■ Exercise data
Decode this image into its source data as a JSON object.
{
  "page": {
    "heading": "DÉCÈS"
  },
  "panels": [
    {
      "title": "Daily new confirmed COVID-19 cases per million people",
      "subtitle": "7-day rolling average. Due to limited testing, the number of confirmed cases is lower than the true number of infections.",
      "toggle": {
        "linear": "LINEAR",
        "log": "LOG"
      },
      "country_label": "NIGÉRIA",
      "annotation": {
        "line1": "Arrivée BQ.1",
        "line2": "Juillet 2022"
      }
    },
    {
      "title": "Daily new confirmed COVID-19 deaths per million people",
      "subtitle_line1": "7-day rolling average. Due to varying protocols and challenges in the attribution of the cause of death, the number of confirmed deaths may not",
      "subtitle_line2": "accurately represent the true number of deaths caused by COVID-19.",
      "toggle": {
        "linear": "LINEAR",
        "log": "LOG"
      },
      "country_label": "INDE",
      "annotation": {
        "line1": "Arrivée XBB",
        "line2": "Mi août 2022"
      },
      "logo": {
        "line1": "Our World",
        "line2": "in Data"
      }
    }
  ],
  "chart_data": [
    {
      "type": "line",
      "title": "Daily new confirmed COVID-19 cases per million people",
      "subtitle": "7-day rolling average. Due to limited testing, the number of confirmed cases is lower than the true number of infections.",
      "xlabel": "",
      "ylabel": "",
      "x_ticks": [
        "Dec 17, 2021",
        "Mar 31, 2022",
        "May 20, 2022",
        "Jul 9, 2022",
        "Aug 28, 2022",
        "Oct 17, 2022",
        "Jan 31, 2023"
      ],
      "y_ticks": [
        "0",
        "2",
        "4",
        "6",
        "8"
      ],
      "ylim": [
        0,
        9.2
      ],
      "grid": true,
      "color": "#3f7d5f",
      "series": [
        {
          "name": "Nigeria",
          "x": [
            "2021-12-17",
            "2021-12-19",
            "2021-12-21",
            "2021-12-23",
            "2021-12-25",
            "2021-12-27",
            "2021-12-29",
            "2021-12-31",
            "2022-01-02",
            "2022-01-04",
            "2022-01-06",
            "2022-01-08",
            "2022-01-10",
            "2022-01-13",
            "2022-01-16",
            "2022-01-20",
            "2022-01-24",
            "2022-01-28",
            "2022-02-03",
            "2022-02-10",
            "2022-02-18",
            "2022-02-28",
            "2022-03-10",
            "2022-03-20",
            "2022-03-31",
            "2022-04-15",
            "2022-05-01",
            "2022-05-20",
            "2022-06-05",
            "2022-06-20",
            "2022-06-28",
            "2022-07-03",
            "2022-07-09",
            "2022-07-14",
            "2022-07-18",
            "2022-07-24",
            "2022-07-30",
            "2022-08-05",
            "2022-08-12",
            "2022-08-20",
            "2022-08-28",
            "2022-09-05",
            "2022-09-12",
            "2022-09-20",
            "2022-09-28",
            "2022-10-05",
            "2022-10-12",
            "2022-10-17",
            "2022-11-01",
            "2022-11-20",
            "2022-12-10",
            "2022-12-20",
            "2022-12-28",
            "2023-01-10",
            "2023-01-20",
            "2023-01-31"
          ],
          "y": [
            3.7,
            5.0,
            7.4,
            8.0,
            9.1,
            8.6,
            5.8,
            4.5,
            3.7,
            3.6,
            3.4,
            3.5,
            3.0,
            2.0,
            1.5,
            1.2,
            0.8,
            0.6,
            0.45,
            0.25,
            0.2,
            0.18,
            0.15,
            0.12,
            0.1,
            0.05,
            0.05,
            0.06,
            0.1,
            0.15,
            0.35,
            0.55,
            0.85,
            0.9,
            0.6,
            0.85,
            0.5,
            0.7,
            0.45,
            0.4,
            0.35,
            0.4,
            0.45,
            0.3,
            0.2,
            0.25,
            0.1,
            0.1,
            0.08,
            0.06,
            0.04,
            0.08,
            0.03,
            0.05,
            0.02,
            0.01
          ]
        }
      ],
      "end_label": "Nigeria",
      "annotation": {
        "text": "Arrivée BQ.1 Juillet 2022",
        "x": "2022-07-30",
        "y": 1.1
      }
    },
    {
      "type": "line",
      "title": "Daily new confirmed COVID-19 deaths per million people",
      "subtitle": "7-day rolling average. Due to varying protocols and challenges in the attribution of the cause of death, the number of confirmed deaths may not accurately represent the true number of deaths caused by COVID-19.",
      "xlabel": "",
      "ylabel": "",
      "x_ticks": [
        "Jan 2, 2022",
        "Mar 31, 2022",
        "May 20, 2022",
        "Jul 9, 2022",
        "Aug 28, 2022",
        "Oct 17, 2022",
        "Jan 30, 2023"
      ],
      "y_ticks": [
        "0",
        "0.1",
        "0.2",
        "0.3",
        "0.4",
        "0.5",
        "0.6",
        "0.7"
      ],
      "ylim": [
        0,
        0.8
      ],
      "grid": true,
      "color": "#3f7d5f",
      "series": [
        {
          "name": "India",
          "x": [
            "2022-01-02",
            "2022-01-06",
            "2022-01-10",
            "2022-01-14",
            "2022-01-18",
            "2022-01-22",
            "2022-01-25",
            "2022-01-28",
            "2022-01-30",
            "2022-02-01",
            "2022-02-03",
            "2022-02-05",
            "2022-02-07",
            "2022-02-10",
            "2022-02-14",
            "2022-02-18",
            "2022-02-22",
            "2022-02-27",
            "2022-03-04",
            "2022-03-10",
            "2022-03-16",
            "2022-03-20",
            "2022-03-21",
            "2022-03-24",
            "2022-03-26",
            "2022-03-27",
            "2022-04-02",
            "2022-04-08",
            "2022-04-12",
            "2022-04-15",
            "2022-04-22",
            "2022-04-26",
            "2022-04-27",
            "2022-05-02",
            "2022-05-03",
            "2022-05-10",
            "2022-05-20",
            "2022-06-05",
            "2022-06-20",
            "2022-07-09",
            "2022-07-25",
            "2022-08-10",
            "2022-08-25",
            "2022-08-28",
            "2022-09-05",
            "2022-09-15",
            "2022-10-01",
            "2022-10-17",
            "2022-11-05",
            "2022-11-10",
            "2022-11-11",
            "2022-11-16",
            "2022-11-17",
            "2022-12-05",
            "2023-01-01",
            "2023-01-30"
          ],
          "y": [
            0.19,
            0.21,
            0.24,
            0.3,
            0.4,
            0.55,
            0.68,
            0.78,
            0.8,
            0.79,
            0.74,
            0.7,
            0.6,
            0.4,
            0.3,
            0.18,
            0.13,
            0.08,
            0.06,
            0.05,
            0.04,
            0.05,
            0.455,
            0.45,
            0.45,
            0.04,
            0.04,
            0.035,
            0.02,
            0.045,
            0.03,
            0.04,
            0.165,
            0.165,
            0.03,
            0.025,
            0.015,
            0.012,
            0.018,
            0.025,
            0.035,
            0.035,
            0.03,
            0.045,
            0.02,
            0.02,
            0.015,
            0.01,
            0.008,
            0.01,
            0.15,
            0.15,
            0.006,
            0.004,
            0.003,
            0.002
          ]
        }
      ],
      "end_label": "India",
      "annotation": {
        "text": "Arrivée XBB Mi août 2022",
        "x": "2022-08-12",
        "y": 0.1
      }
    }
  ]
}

■ Challenge
Output every record above exactly as it appears.

■ Task result
Decode this image into its source data as a JSON object.
{
  "page": {
    "heading": "DÉCÈS"
  },
  "panels": [
    {
      "title": "Daily new confirmed COVID-19 cases per million people",
      "subtitle": "7-day rolling average. Due to limited testing, the number of confirmed cases is lower than the true number of infections.",
      "toggle": {
        "linear": "LINEAR",
        "log": "LOG"
      },
      "country_label": "NIGÉRIA",
      "annotation": {
        "line1": "Arrivée BQ.1",
        "line2": "Juillet 2022"
      }
    },
    {
      "title": "Daily new confirmed COVID-19 deaths per million people",
      "subtitle_line1": "7-day rolling average. Due to varying protocols and challenges in the attribution of the cause of death, the number of confirmed deaths may not",
      "subtitle_line2": "accurately represent the true number of deaths caused by COVID-19.",
      "toggle": {
        "linear": "LINEAR",
        "log": "LOG"
      },
      "country_label": "INDE",
      "annotation": {
        "line1": "Arrivée XBB",
        "line2": "Mi août 2022"
      },
      "logo": {
        "line1": "Our World",
        "line2": "in Data"
      }
    }
  ],
  "chart_data": [
    {
      "type": "line",
      "title": "Daily new confirmed COVID-19 cases per million people",
      "subtitle": "7-day rolling average. Due to limited testing, the number of confirmed cases is lower than the true number of infections.",
      "xlabel": "",
      "ylabel": "",
      "x_ticks": [
        "Dec 17, 2021",
        "Mar 31, 2022",
        "May 20, 2022",
        "Jul 9, 2022",
        "Aug 28, 2022",
        "Oct 17, 2022",
        "Jan 31, 2023"
      ],
      "y_ticks": [
        "0",
        "2",
        "4",
        "6",
        "8"
      ],
      "ylim": [
        0,
        9.2
      ],
      "grid": true,
      "color": "#3f7d5f",
      "series": [
        {
          "name": "Nigeria",
          "x": [
            "2021-12-17",
            "2021-12-19",
            "2021-12-21",
            "2021-12-23",
            "2021-12-25",
            "2021-12-27",
            "2021-12-29",
            "2021-12-31",
            "2022-01-02",
            "2022-01-04",
            "2022-01-06",
            "2022-01-08",
            "2022-01-10",
            "2022-01-13",
            "2022-01-16",
            "2022-01-20",
            "2022-01-24",
            "2022-01-28",
            "2022-02-03",
            "2022-02-10",
            "2022-02-18",
            "2022-02-28",
            "2022-03-10",
            "2022-03-20",
            "2022-03-31",
            "2022-04-15",
            "2022-05-01",
            "2022-05-20",
            "2022-06-05",
            "2022-06-20",
            "2022-06-28",
            "2022-07-03",
            "2022-07-09",
            "2022-07-14",
            "2022-07-18",
            "2022-07-24",
            "2022-07-30",
            "2022-08-05",
            "2022-08-12",
            "2022-08-20",
            "2022-08-28",
            "2022-09-05",
            "2022-09-12",
            "2022-09-20",
            "2022-09-28",
            "2022-10-05",
            "2022-10-12",
            "2022-10-17",
            "2022-11-01",
            "2022-11-20",
            "2022-12-10",
            "2022-12-20",
            "2022-12-28",
            "2023-01-10",
            "2023-01-20",
            "2023-01-31"
          ],
          "y": [
            3.7,
            5.0,
            7.4,
            8.0,
            9.1,
            8.6,
            5.8,
            4.5,
            3.7,
            3.6,
            3.4,
            3.5,
            3.0,
            2.0,
            1.5,
            1.2,
            0.8,
            0.6,
            0.45,
            0.25,
            0.2,
            0.18,
            0.15,
            0.12,
            0.1,
            0.05,
            0.05,
            0.06,
            0.1,
            0.15,
            0.35,
            0.55,
            0.85,
            0.9,
            0.6,
            0.85,
            0.5,
            0.7,
            0.45,
            0.4,
            0.35,
            0.4,
            0.45,
            0.3,
            0.2,
            0.25,
            0.1,
            0.1,
            0.08,
            0.06,
            0.04,
            0.08,
            0.03,
            0.05,
            0.02,
            0.01
          ]
        }
      ],
      "end_label": "Nigeria",
      "annotation": {
        "text": "Arrivée BQ.1 Juillet 2022",
        "x": "2022-07-30",
        "y": 1.1
      }
    },
    {
      "type": "line",
      "title": "Daily new confirmed COVID-19 deaths per million people",
      "subtitle": "7-day rolling average. Due to varying protocols and challenges in the attribution of the cause of death, the number of confirmed deaths may not accurately represent the true number of deaths caused by COVID-19.",
      "xlabel": "",
      "ylabel": "",
      "x_ticks": [
        "Jan 2, 2022",
        "Mar 31, 2022",
        "May 20, 2022",
        "Jul 9, 2022",
        "Aug 28, 2022",
        "Oct 17, 2022",
        "Jan 30, 2023"
      ],
      "y_ticks": [
        "0",
        "0.1",
        "0.2",
        "0.3",
        "0.4",
        "0.5",
        "0.6",
        "0.7"
      ],
      "ylim": [
        0,
        0.8
      ],
      "grid": true,
      "color": "#3f7d5f",
      "series": [
        {
          "name": "India",
          "x": [
            "2022-01-02",
            "2022-01-06",
            "2022-01-10",
            "2022-01-14",
            "2022-01-18",
            "2022-01-22",
            "2022-01-25",
            "2022-01-28",
            "2022-01-30",
            "2022-02-01",
            "2022-02-03",
            "2022-02-05",
            "2022-02-07",
            "2022-02-10",
            "2022-02-14",
            "2022-02-18",
            "2022-02-22",
            "2022-02-27",
            "2022-03-04",
            "2022-03-10",
            "2022-03-16",
            "2022-03-20",
            "2022-03-21",
            "2022-03-24",
            "2022-03-26",
            "2022-03-27",
            "2022-04-02",
            "2022-04-08",
            "2022-04-12",
            "2022-04-15",
            "2022-04-22",
            "2022-04-26",
            "2022-04-27",
            "2022-05-02",
            "2022-05-03",
            "2022-05-10",
            "2022-05-20",
            "2022-06-05",
            "2022-06-20",
            "2022-07-09",
            "2022-07-25",
            "2022-08-10",
            "2022-08-25",
            "2022-08-28",
            "2022-09-05",
            "2022-09-15",
            "2022-10-01",
            "2022-10-17",
            "2022-11-05",
            "2022-11-10",
            "2022-11-11",
            "2022-11-16",
            "2022-11-17",
            "2022-12-05",
            "2023-01-01",
            "2023-01-30"
          ],
          "y": [
            0.19,
            0.21,
            0.24,
            0.3,
            0.4,
            0.55,
            0.68,
            0.78,
            0.8,
            0.79,
            0.74,
            0.7,
            0.6,
            0.4,
            0.3,
            0.18,
            0.13,
            0.08,
            0.06,
            0.05,
            0.04,
            0.05,
            0.455,
            0.45,
            0.45,
            0.04,
            0.04,
            0.035,
            0.02,
            0.045,
            0.03,
            0.04,
            0.165,
            0.165,
            0.03,
            0.025,
            0.015,
            0.012,
            0.018,
            0.025,
            0.035,
            0.035,
            0.03,
            0.045,
            0.02,
            0.02,
            0.015,
            0.01,
            0.008,
            0.01,
            0.15,
            0.15,
            0.006,
            0.004,
            0.003,
            0.002
          ]
        }
      ],
      "end_label": "India",
      "annotation": {
        "text": "Arrivée XBB Mi août 2022",
        "x": "2022-08-12",
        "y": 0.1
      }
    }
  ]
}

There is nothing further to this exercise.